▶ _Description of the task_
Every line from the one with "Transcribe the text in this document." through the end of the records below should be restated word for word, and nothing outside that span.

## Begin Records for the exercise

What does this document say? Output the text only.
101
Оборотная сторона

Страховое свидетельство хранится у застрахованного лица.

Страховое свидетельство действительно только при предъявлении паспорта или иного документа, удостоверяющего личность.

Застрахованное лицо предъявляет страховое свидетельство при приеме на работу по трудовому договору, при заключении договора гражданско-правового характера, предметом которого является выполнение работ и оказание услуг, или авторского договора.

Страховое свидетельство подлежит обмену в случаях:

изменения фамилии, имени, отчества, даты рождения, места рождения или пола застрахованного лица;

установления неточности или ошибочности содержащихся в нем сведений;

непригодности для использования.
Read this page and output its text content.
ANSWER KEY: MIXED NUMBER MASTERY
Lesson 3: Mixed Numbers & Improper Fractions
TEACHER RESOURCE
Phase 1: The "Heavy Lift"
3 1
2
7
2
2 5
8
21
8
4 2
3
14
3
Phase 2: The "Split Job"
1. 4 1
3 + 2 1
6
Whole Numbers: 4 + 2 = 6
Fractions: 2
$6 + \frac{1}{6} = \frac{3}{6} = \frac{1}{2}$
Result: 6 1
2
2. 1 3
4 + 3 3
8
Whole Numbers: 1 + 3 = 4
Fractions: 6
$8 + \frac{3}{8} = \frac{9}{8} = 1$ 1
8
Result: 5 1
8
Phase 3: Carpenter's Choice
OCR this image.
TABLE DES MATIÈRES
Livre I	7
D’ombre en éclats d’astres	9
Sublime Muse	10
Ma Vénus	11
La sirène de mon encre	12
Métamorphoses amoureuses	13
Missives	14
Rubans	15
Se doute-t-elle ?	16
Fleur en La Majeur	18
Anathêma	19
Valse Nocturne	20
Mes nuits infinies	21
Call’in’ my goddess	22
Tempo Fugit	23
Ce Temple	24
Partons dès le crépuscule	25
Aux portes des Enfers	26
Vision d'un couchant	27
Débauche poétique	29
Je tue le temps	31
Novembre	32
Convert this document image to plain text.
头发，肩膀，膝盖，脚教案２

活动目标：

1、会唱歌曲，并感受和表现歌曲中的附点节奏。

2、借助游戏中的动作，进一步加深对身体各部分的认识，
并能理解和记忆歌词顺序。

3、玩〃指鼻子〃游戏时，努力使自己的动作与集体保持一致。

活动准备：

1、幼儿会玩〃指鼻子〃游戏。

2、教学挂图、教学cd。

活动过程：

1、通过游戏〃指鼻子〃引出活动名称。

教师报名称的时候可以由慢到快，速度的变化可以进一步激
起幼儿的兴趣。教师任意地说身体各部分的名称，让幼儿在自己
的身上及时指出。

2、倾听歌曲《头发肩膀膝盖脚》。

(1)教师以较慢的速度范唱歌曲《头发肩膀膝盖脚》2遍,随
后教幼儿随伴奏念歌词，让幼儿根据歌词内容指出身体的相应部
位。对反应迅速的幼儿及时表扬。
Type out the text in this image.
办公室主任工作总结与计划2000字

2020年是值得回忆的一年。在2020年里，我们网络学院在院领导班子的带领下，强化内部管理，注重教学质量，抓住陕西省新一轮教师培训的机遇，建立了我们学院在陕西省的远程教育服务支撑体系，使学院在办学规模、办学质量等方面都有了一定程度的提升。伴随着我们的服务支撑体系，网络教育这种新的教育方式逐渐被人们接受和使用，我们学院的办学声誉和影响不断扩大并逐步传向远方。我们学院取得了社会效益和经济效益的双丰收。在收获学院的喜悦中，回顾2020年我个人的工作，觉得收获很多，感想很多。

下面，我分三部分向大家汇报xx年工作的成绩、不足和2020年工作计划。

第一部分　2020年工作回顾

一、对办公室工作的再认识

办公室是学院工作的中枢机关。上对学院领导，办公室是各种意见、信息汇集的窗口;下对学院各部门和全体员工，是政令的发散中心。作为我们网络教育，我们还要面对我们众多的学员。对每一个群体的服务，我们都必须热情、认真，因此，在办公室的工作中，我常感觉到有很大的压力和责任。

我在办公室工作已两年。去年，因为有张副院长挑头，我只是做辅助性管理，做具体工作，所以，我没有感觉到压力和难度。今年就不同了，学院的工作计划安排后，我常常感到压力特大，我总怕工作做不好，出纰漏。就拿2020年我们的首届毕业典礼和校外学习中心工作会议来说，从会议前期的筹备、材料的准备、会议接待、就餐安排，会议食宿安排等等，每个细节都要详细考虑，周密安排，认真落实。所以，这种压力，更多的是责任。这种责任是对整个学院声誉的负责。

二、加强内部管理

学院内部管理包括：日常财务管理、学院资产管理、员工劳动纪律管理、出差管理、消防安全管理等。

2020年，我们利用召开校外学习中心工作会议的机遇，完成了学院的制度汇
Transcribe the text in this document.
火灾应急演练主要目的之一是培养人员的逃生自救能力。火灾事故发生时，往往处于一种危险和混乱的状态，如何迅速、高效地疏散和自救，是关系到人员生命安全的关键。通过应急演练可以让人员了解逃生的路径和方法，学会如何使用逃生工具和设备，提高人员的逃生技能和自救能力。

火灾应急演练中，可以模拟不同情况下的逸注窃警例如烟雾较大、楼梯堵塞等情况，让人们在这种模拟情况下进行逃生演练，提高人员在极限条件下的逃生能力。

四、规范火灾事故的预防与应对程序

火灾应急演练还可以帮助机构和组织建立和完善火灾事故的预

## End Records for the exercise

▶ _Completed task_
Transcribe the text in this document.
火灾应急演练主要目的之一是培养人员的逃生自救能力。火灾事故发生时，往往处于一种危险和混乱的状态，如何迅速、高效地疏散和自救，是关系到人员生命安全的关键。通过应急演练可以让人员了解逃生的路径和方法，学会如何使用逃生工具和设备，提高人员的逃生技能和自救能力。

火灾应急演练中，可以模拟不同情况下的逸注窃警例如烟雾较大、楼梯堵塞等情况，让人们在这种模拟情况下进行逃生演练，提高人员在极限条件下的逃生能力。

四、规范火灾事故的预防与应对程序

火灾应急演练还可以帮助机构和组织建立和完善火灾事故的预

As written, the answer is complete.